## TASK TO COMPLETE
Copy out every line that contains the word "JSON".

--- START MATERIAL SUPPLIED ---

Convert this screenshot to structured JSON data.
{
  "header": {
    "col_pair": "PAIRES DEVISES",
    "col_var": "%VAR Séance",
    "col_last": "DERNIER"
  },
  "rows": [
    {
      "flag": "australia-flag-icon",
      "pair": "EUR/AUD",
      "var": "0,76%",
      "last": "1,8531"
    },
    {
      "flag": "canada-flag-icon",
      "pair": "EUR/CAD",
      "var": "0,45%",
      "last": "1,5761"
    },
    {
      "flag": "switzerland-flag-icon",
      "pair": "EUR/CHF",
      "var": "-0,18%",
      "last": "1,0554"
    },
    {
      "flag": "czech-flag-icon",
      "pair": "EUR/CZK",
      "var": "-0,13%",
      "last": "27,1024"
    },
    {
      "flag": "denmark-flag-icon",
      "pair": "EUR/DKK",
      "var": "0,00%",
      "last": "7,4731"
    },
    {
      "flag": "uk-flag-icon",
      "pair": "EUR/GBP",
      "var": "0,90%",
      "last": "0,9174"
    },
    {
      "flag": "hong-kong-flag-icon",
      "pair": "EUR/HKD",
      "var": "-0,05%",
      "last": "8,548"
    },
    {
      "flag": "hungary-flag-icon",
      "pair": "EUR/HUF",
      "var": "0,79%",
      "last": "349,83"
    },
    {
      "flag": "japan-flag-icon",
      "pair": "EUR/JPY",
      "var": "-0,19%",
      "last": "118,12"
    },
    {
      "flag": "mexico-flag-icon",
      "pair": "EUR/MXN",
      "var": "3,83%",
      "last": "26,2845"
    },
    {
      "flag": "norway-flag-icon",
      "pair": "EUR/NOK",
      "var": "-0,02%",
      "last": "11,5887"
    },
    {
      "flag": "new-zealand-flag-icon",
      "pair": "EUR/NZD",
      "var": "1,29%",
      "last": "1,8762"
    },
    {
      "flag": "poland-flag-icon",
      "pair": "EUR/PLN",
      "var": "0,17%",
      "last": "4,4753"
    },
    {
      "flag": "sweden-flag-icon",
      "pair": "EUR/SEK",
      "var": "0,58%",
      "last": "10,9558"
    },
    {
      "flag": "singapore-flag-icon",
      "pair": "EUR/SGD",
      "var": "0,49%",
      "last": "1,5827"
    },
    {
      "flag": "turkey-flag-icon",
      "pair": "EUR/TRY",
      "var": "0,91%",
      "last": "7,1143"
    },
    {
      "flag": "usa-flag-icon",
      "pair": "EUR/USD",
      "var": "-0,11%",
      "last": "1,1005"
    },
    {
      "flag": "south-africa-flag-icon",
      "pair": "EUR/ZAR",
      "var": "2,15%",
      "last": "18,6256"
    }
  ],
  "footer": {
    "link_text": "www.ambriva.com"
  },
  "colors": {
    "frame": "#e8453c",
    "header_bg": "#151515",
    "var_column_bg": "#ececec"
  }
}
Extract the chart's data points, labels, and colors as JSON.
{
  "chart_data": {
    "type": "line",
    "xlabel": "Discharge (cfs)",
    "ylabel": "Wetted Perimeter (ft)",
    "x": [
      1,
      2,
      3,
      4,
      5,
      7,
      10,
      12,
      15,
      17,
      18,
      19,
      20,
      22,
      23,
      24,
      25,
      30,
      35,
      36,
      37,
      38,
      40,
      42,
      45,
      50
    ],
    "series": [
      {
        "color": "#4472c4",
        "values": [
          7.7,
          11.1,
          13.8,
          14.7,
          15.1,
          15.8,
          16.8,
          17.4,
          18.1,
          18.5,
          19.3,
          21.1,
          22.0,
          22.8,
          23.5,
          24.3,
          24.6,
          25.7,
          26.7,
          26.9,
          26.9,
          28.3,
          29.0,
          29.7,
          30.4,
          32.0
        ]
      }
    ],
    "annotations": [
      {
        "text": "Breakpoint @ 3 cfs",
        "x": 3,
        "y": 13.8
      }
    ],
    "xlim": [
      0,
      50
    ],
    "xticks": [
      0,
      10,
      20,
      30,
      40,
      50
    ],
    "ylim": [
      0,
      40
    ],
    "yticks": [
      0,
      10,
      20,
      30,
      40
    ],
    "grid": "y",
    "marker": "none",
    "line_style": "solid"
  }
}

--- END MATERIAL SUPPLIED ---

## IN RESPONSE
Convert this screenshot to structured JSON data.
Extract the chart's data points, labels, and colors as JSON.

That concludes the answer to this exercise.